* Prompt *
For the entries that follow, tally the lines holding the string "active". Give the total and nothing else.

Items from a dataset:

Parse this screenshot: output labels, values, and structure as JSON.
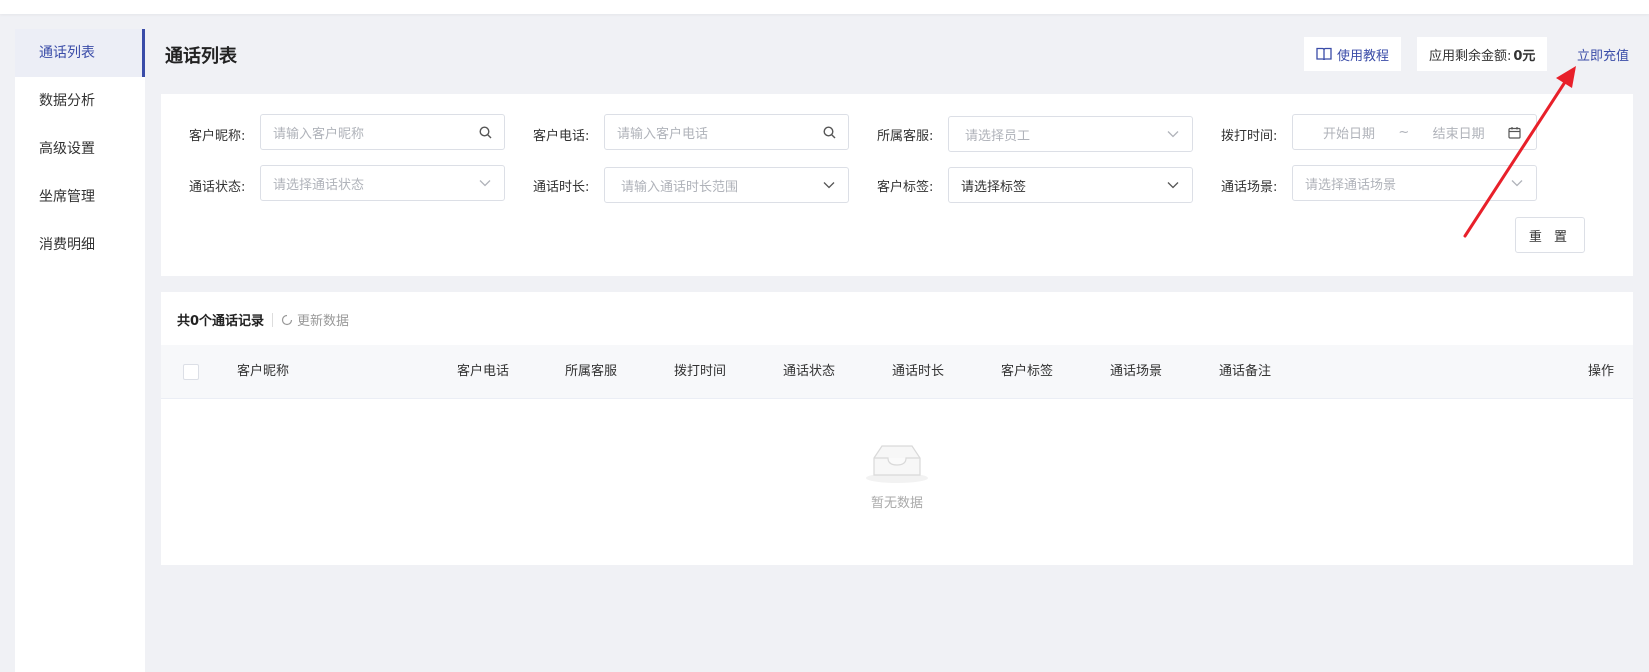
{
  "sidebar": {
    "items": [
      {
        "label": "通话列表",
        "active": true
      },
      {
        "label": "数据分析"
      },
      {
        "label": "高级设置"
      },
      {
        "label": "坐席管理"
      },
      {
        "label": "消费明细"
      }
    ]
  },
  "header": {
    "title": "通话列表",
    "tutorial_label": "使用教程",
    "balance_label": "应用剩余金额:",
    "balance_value": "0元",
    "recharge_label": "立即充值"
  },
  "filters": {
    "nickname": {
      "label": "客户昵称:",
      "placeholder": "请输入客户昵称",
      "icon": "search-icon"
    },
    "phone": {
      "label": "客户电话:",
      "placeholder": "请输入客户电话",
      "icon": "search-icon"
    },
    "service": {
      "label": "所属客服:",
      "placeholder": "请选择员工",
      "icon": "chevron-down-icon"
    },
    "dial_time": {
      "label": "拨打时间:",
      "start_placeholder": "开始日期",
      "separator": "~",
      "end_placeholder": "结束日期",
      "icon": "calendar-icon"
    },
    "status": {
      "label": "通话状态:",
      "placeholder": "请选择通话状态",
      "icon": "chevron-down-icon"
    },
    "duration": {
      "label": "通话时长:",
      "placeholder": "请输入通话时长范围",
      "icon": "chevron-down-icon"
    },
    "tag": {
      "label": "客户标签:",
      "value": "请选择标签",
      "icon": "chevron-down-icon"
    },
    "scene": {
      "label": "通话场景:",
      "placeholder": "请选择通话场景",
      "icon": "chevron-down-icon"
    },
    "reset_label": "重 置"
  },
  "table": {
    "summary": "共0个通话记录",
    "refresh_label": "更新数据",
    "columns": [
      "客户昵称",
      "客户电话",
      "所属客服",
      "拨打时间",
      "通话状态",
      "通话时长",
      "客户标签",
      "通话场景",
      "通话备注",
      "操作"
    ],
    "empty_text": "暂无数据"
  },
  "colors": {
    "accent": "#3a4ca8",
    "annotation_arrow": "#e8202a",
    "background": "#f0f1f5"
  }
}
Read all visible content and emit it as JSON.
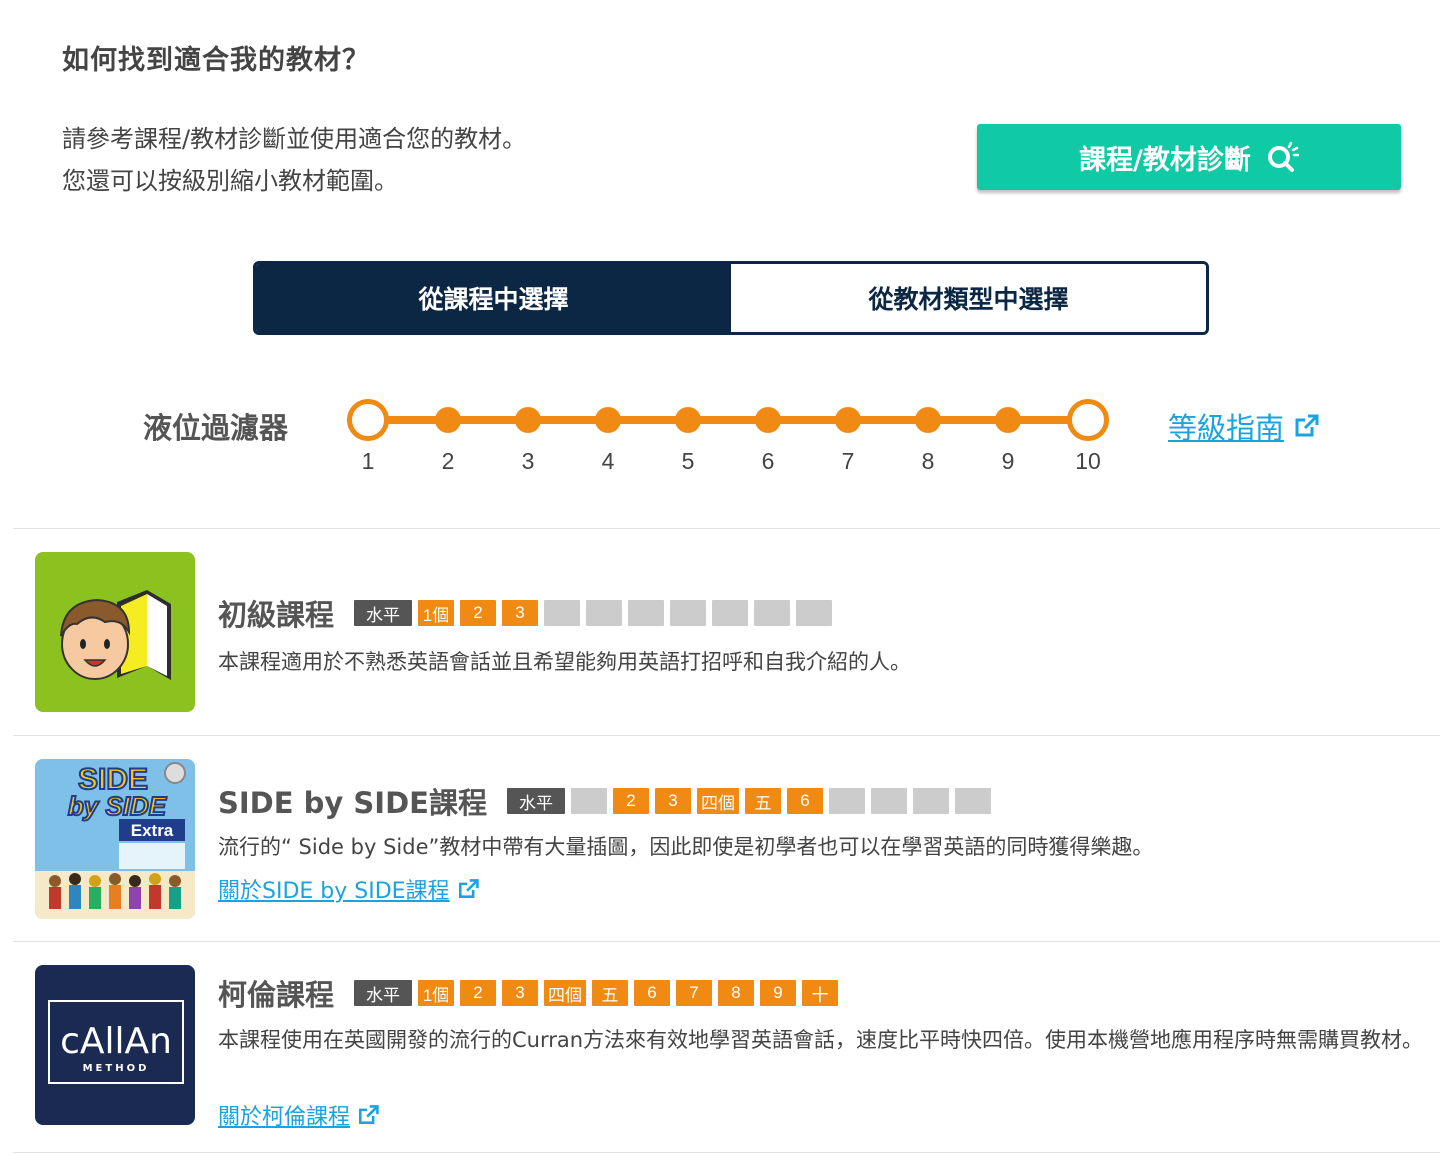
{
  "header": {
    "title": "如何找到適合我的教材？",
    "intro_line1": "請參考課程/教材診斷並使用適合您的教材。",
    "intro_line2": "您還可以按級別縮小教材範圍。",
    "diagnosis_button": "課程/教材診斷",
    "diagnosis_icon": "search-sparkle-icon"
  },
  "tabs": [
    {
      "label": "從課程中選擇",
      "active": true
    },
    {
      "label": "從教材類型中選擇",
      "active": false
    }
  ],
  "filter": {
    "label": "液位過濾器",
    "ticks": [
      "1",
      "2",
      "3",
      "4",
      "5",
      "6",
      "7",
      "8",
      "9",
      "10"
    ],
    "range": [
      1,
      10
    ],
    "accent": "#f08a12",
    "guide_link": "等級指南"
  },
  "courses": [
    {
      "title": "初級課程",
      "level_label": "水平",
      "levels": [
        "1個",
        "2",
        "3",
        "",
        "",
        "",
        "",
        "",
        "",
        ""
      ],
      "description": "本課程適用於不熟悉英語會話並且希望能夠用英語打招呼和自我介紹的人。",
      "link": ""
    },
    {
      "title": "SIDE by SIDE課程",
      "level_label": "水平",
      "levels": [
        "",
        "2",
        "3",
        "四個",
        "五",
        "6",
        "",
        "",
        "",
        ""
      ],
      "description": "流行的“ Side by Side”教材中帶有大量插圖，因此即使是初學者也可以在學習英語的同時獲得樂趣。",
      "link": "關於SIDE by SIDE課程",
      "thumb_text": {
        "line1": "SIDE",
        "line2": "by SIDE",
        "line3": "Extra"
      }
    },
    {
      "title": "柯倫課程",
      "level_label": "水平",
      "levels": [
        "1個",
        "2",
        "3",
        "四個",
        "五",
        "6",
        "7",
        "8",
        "9",
        "十"
      ],
      "description": "本課程使用在英國開發的流行的Curran方法來有效地學習英語會話，速度比平時快四倍。使用本機營地應用程序時無需購買教材。",
      "link": "關於柯倫課程",
      "thumb_text": {
        "line1": "cAllAn",
        "line2": "METHOD"
      }
    }
  ],
  "colors": {
    "teal": "#10c9a5",
    "navy": "#0c2744",
    "orange": "#f08a12",
    "link": "#1aa3e0"
  }
}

* Full answer *
3